▶ _CHALLENGE_
Each line of the material must be repeated precisely, with the pictures left out.

------------------------------

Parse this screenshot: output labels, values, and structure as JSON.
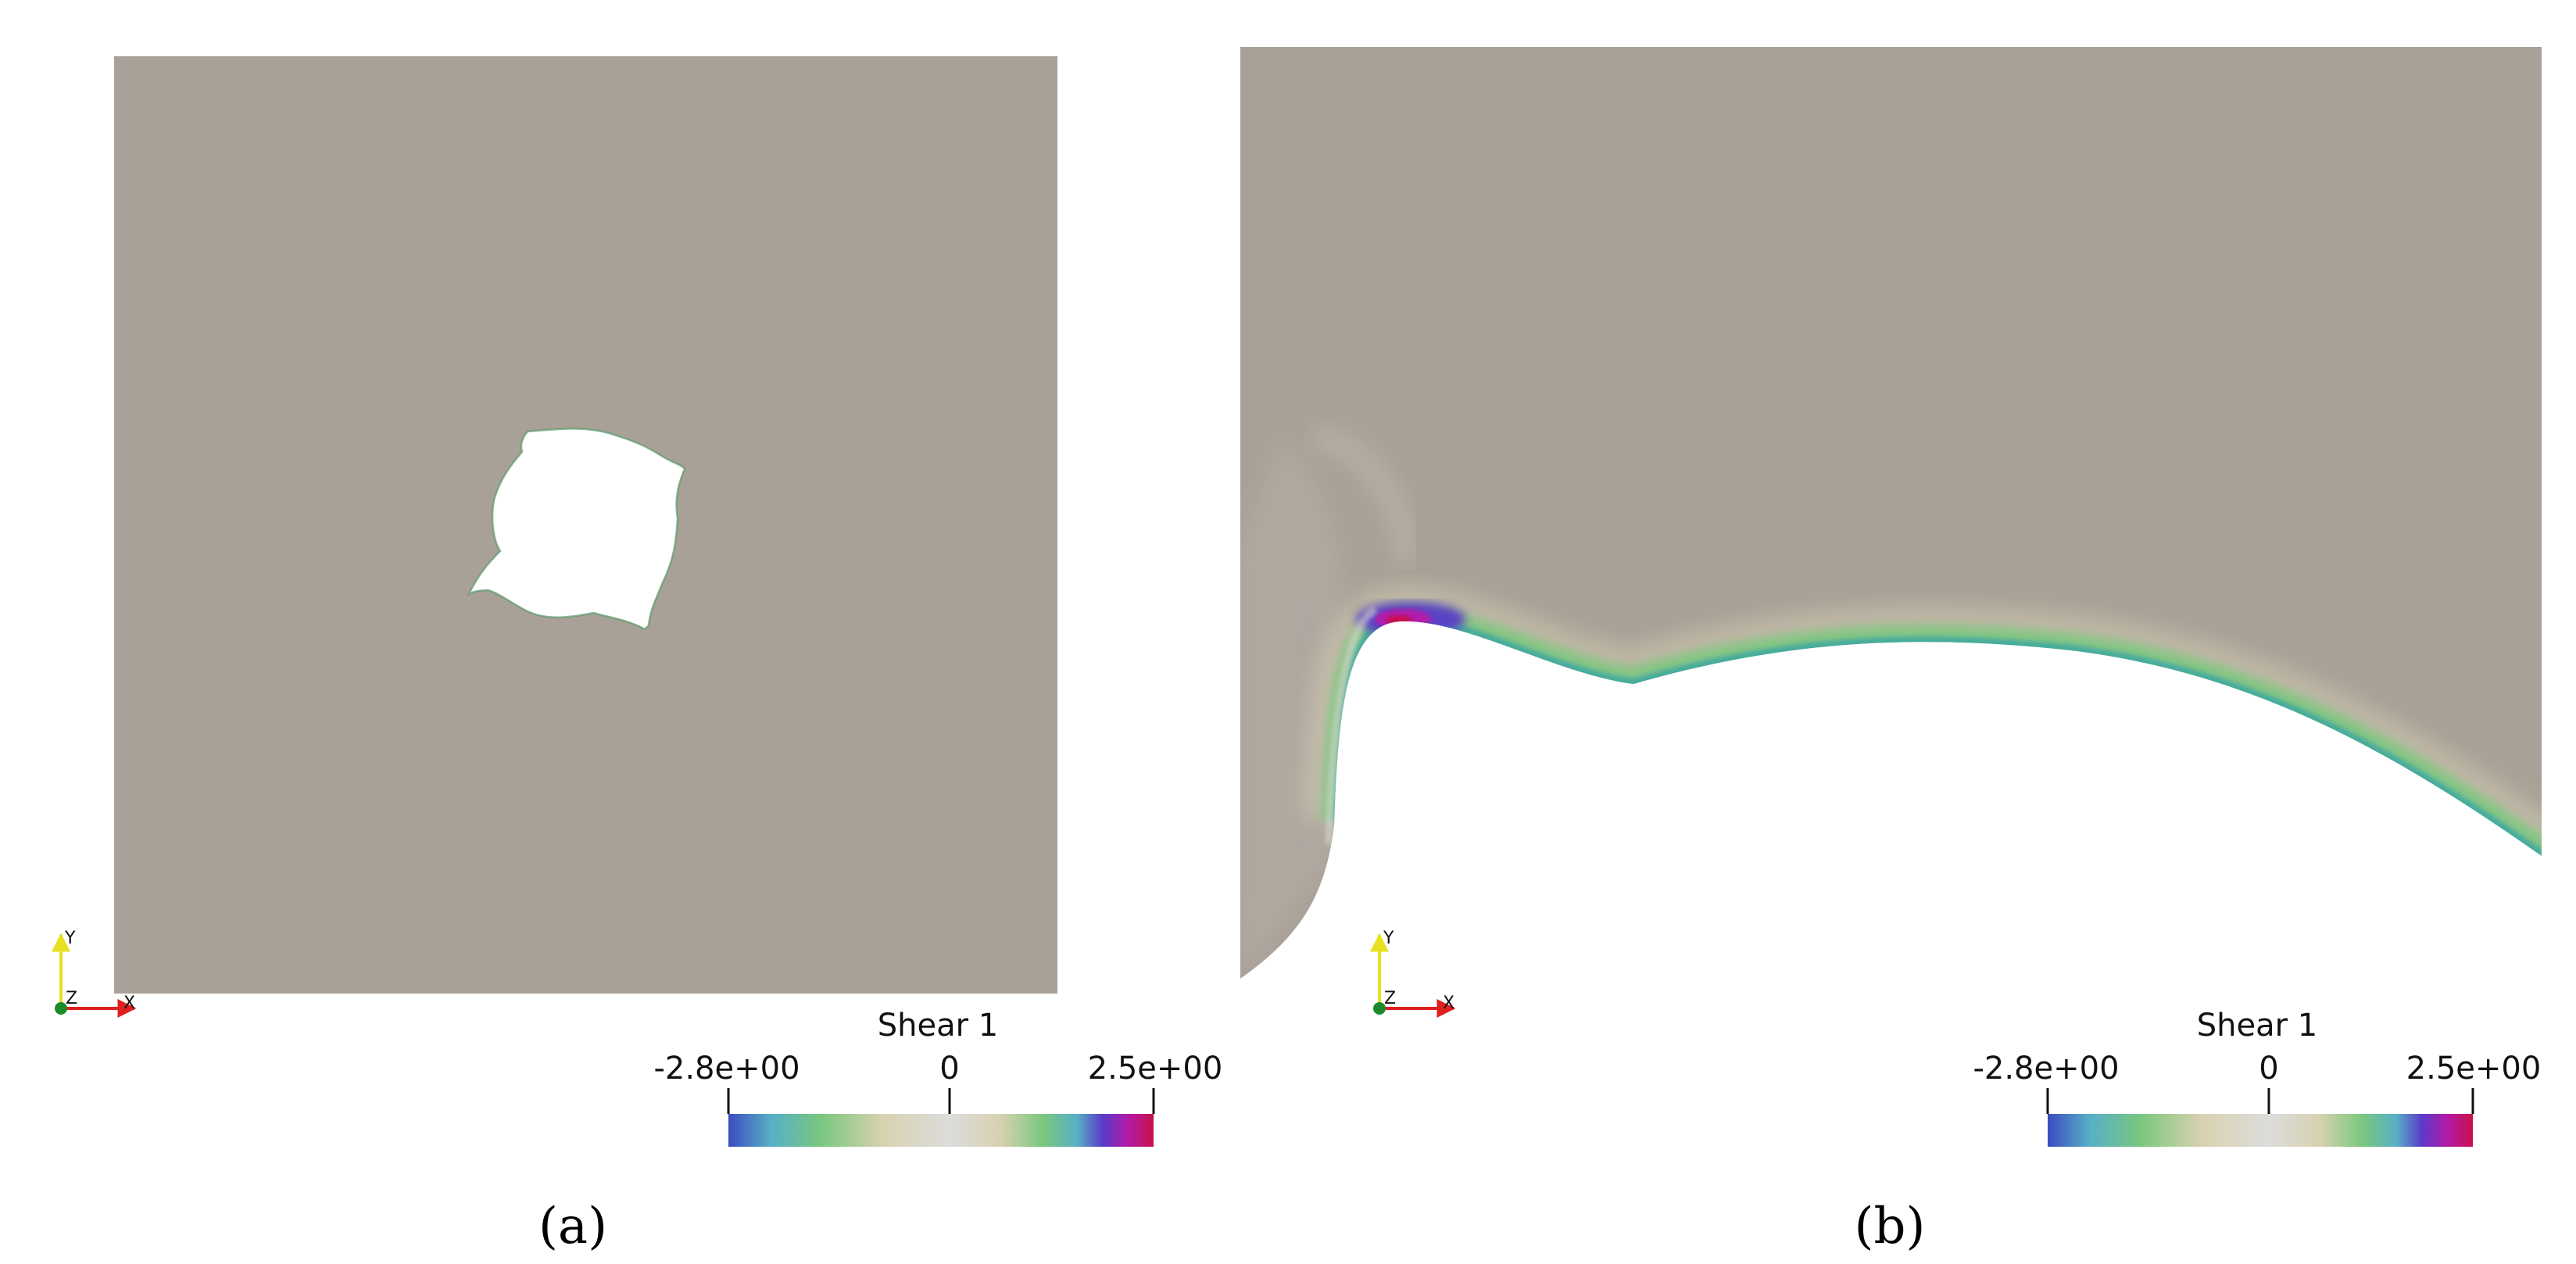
{
  "panels": [
    {
      "id": "a",
      "caption": "(a)",
      "colorbar": {
        "title": "Shear 1",
        "min_label": "-2.8e+00",
        "mid_label": "0",
        "max_label": "2.5e+00"
      },
      "axes_triad": {
        "y_label": "Y",
        "z_label": "Z",
        "x_label": "X"
      }
    },
    {
      "id": "b",
      "caption": "(b)",
      "colorbar": {
        "title": "Shear 1",
        "min_label": "-2.8e+00",
        "mid_label": "0",
        "max_label": "2.5e+00"
      },
      "axes_triad": {
        "y_label": "Y",
        "z_label": "Z",
        "x_label": "X"
      }
    }
  ],
  "colors": {
    "background_field": "#a9a197",
    "colormap": [
      "#3b4cc0",
      "#57b0c6",
      "#7ac77e",
      "#d8d2b0",
      "#dcdcdc",
      "#d8d2b0",
      "#7ac77e",
      "#57b0c6",
      "#5a3bc8",
      "#b21aa8",
      "#c8104a"
    ]
  }
}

------------------------------

▶ _RESPONSE TO THE TASK_
Parse this screenshot: output labels, values, and structure as JSON.
{
  "panels": [
    {
      "id": "a",
      "caption": "(a)",
      "colorbar": {
        "title": "Shear 1",
        "min_label": "-2.8e+00",
        "mid_label": "0",
        "max_label": "2.5e+00"
      },
      "axes_triad": {
        "y_label": "Y",
        "z_label": "Z",
        "x_label": "X"
      }
    },
    {
      "id": "b",
      "caption": "(b)",
      "colorbar": {
        "title": "Shear 1",
        "min_label": "-2.8e+00",
        "mid_label": "0",
        "max_label": "2.5e+00"
      },
      "axes_triad": {
        "y_label": "Y",
        "z_label": "Z",
        "x_label": "X"
      }
    }
  ],
  "colors": {
    "background_field": "#a9a197",
    "colormap": [
      "#3b4cc0",
      "#57b0c6",
      "#7ac77e",
      "#d8d2b0",
      "#dcdcdc",
      "#d8d2b0",
      "#7ac77e",
      "#57b0c6",
      "#5a3bc8",
      "#b21aa8",
      "#c8104a"
    ]
  }
}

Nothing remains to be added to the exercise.